[Coordinate annotation listing]
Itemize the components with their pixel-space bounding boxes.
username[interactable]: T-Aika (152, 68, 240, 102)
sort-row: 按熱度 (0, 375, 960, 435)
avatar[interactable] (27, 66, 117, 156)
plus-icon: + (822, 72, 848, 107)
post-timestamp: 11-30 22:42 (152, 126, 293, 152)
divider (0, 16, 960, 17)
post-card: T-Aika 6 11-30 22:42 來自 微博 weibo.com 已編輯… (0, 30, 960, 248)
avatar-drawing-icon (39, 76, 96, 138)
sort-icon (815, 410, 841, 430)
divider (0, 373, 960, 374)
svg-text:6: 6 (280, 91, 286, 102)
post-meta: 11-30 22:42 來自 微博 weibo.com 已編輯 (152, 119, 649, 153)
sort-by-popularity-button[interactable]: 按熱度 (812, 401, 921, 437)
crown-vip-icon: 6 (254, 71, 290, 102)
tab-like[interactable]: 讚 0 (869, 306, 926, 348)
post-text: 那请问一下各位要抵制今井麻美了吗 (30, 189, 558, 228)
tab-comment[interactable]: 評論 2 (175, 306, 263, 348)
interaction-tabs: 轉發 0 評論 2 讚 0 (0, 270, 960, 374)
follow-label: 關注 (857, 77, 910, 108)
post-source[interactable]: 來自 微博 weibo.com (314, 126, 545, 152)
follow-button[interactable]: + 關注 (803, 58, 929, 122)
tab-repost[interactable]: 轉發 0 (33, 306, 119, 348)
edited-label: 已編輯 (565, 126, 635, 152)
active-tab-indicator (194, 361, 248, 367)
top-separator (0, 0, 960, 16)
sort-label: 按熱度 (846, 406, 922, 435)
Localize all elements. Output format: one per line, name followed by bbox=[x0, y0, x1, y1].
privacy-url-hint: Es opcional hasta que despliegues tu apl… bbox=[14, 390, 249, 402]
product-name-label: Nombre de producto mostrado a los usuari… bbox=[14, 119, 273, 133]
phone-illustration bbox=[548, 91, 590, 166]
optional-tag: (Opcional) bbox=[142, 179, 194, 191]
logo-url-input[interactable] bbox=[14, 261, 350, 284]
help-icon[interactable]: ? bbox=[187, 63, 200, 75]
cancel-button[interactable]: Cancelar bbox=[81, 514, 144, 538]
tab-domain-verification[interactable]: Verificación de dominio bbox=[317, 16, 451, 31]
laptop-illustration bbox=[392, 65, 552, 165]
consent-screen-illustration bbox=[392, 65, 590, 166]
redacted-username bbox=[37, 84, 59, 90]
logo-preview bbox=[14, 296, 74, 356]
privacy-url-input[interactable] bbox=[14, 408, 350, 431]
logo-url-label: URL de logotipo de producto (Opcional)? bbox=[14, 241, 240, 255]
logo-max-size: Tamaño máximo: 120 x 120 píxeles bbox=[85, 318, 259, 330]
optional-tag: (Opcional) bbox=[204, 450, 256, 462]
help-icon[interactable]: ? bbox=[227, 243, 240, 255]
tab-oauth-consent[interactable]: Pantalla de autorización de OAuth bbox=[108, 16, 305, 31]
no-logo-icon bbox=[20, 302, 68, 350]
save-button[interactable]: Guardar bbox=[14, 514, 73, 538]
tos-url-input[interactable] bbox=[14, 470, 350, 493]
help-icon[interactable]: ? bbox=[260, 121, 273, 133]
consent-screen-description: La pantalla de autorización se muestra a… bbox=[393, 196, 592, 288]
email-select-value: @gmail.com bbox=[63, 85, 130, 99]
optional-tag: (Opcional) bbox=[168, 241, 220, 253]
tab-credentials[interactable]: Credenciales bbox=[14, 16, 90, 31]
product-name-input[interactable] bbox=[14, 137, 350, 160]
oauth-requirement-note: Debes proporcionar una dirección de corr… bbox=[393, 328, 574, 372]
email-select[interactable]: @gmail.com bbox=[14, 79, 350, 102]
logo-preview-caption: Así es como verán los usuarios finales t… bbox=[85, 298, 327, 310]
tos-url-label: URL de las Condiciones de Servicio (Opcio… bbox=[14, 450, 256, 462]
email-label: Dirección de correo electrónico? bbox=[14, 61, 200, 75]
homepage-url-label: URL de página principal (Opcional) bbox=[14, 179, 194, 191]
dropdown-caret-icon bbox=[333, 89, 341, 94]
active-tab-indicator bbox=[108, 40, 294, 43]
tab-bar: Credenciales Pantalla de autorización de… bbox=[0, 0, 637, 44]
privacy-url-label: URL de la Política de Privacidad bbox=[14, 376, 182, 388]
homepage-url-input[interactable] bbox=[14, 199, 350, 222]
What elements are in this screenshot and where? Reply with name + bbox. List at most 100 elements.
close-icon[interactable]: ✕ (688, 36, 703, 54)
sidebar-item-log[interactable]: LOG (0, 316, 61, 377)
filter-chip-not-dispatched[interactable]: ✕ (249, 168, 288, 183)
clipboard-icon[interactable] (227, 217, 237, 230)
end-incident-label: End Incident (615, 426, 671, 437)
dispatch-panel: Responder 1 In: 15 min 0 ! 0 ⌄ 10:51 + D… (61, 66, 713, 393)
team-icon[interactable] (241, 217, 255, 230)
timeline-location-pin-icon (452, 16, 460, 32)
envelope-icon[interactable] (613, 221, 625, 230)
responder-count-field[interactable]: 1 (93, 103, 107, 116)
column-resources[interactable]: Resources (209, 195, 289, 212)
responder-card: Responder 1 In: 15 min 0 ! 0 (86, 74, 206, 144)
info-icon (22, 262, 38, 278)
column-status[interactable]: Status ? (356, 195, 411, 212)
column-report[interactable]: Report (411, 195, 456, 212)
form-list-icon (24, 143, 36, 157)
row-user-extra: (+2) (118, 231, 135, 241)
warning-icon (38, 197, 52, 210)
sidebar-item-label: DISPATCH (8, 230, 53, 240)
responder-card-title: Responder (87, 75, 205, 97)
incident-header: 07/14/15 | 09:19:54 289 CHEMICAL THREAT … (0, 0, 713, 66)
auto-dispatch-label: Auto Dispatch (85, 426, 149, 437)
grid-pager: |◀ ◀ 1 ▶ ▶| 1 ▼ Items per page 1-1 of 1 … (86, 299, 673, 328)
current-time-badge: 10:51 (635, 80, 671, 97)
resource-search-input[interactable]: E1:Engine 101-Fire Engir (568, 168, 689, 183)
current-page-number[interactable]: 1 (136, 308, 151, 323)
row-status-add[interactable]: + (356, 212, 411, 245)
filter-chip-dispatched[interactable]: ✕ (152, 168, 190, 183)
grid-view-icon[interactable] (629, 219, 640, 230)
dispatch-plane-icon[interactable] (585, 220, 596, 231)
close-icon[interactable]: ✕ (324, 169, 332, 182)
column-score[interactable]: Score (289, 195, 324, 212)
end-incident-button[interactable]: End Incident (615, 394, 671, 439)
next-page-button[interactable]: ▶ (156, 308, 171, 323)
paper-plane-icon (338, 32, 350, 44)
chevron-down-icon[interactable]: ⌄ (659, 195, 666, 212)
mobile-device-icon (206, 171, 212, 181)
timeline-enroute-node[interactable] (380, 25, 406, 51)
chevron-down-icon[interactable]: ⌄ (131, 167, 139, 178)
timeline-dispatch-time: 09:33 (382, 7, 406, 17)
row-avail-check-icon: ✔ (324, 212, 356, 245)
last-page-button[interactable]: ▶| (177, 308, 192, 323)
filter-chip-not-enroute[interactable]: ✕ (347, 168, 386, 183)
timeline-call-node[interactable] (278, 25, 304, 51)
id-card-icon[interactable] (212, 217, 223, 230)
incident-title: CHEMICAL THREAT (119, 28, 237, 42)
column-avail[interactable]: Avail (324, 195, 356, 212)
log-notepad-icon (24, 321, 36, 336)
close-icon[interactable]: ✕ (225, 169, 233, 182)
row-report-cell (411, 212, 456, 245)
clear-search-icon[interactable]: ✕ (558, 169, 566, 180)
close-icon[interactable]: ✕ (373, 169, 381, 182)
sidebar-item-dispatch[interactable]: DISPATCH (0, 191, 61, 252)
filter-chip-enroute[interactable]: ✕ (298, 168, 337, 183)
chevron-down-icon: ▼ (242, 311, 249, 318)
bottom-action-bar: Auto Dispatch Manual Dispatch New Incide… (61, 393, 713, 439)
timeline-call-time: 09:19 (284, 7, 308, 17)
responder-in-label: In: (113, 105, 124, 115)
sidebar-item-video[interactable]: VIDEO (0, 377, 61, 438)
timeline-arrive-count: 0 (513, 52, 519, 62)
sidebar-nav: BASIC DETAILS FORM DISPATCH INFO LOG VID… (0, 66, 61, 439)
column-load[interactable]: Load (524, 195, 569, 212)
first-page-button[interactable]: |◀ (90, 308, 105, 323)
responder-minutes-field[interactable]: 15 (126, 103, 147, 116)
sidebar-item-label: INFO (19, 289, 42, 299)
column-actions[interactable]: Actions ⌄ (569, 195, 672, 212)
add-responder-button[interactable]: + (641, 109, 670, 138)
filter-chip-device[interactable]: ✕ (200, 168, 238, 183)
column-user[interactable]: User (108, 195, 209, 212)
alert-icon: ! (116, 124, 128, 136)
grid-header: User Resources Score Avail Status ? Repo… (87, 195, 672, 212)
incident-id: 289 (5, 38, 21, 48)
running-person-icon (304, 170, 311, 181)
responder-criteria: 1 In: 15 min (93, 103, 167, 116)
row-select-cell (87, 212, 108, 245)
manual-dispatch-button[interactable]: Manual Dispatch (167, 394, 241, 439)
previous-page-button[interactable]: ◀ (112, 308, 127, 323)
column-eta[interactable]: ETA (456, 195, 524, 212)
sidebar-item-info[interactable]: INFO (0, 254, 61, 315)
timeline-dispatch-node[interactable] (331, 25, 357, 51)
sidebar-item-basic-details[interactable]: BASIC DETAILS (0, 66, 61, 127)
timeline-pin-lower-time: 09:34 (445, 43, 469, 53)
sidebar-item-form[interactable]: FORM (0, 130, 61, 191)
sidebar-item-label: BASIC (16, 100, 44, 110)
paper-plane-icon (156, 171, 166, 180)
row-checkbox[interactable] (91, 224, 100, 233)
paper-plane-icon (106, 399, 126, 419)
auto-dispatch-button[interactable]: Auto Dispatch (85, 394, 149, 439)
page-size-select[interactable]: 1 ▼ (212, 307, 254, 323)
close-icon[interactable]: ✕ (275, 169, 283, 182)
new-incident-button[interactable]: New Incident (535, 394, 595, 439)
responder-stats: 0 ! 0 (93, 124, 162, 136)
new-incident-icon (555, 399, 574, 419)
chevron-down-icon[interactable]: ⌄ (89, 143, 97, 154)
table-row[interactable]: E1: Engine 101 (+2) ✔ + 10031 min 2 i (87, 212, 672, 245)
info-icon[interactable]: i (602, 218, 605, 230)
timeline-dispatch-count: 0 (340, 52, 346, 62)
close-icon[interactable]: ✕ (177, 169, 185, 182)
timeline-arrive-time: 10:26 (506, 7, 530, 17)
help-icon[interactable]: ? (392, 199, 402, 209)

-- DIRECTIONS --
Repeat the lines of the listing word for word, from the first line up to and including the line containing "logo-url-label: URL de".

-- SOLUTION FOR THIS EXERCISE --
Itemize the components with their pixel-space bounding boxes.
username[interactable]: T-Aika (152, 68, 240, 102)
sort-row: 按熱度 (0, 375, 960, 435)
avatar[interactable] (27, 66, 117, 156)
plus-icon: + (822, 72, 848, 107)
post-timestamp: 11-30 22:42 (152, 126, 293, 152)
divider (0, 16, 960, 17)
post-card: T-Aika 6 11-30 22:42 來自 微博 weibo.com 已編輯… (0, 30, 960, 248)
avatar-drawing-icon (39, 76, 96, 138)
sort-icon (815, 410, 841, 430)
divider (0, 373, 960, 374)
svg-text:6: 6 (280, 91, 286, 102)
post-meta: 11-30 22:42 來自 微博 weibo.com 已編輯 (152, 119, 649, 153)
sort-by-popularity-button[interactable]: 按熱度 (812, 401, 921, 437)
crown-vip-icon: 6 (254, 71, 290, 102)
tab-like[interactable]: 讚 0 (869, 306, 926, 348)
post-text: 那请问一下各位要抵制今井麻美了吗 (30, 189, 558, 228)
tab-comment[interactable]: 評論 2 (175, 306, 263, 348)
interaction-tabs: 轉發 0 評論 2 讚 0 (0, 270, 960, 374)
follow-label: 關注 (857, 77, 910, 108)
post-source[interactable]: 來自 微博 weibo.com (314, 126, 545, 152)
follow-button[interactable]: + 關注 (803, 58, 929, 122)
tab-repost[interactable]: 轉發 0 (33, 306, 119, 348)
edited-label: 已編輯 (565, 126, 635, 152)
active-tab-indicator (194, 361, 248, 367)
top-separator (0, 0, 960, 16)
sort-label: 按熱度 (846, 406, 922, 435)
Localize all elements. Output format: one per line, name followed by bbox=[x0, y0, x1, y1].
privacy-url-hint: Es opcional hasta que despliegues tu apl… bbox=[14, 390, 249, 402]
product-name-label: Nombre de producto mostrado a los usuari… bbox=[14, 119, 273, 133]
phone-illustration bbox=[548, 91, 590, 166]
optional-tag: (Opcional) bbox=[142, 179, 194, 191]
logo-url-input[interactable] bbox=[14, 261, 350, 284]
help-icon[interactable]: ? bbox=[187, 63, 200, 75]
cancel-button[interactable]: Cancelar bbox=[81, 514, 144, 538]
tab-domain-verification[interactable]: Verificación de dominio bbox=[317, 16, 451, 31]
laptop-illustration bbox=[392, 65, 552, 165]
consent-screen-illustration bbox=[392, 65, 590, 166]
redacted-username bbox=[37, 84, 59, 90]
logo-preview bbox=[14, 296, 74, 356]
privacy-url-input[interactable] bbox=[14, 408, 350, 431]
logo-url-label: URL de logotipo de producto (Opcional)? bbox=[14, 241, 240, 255]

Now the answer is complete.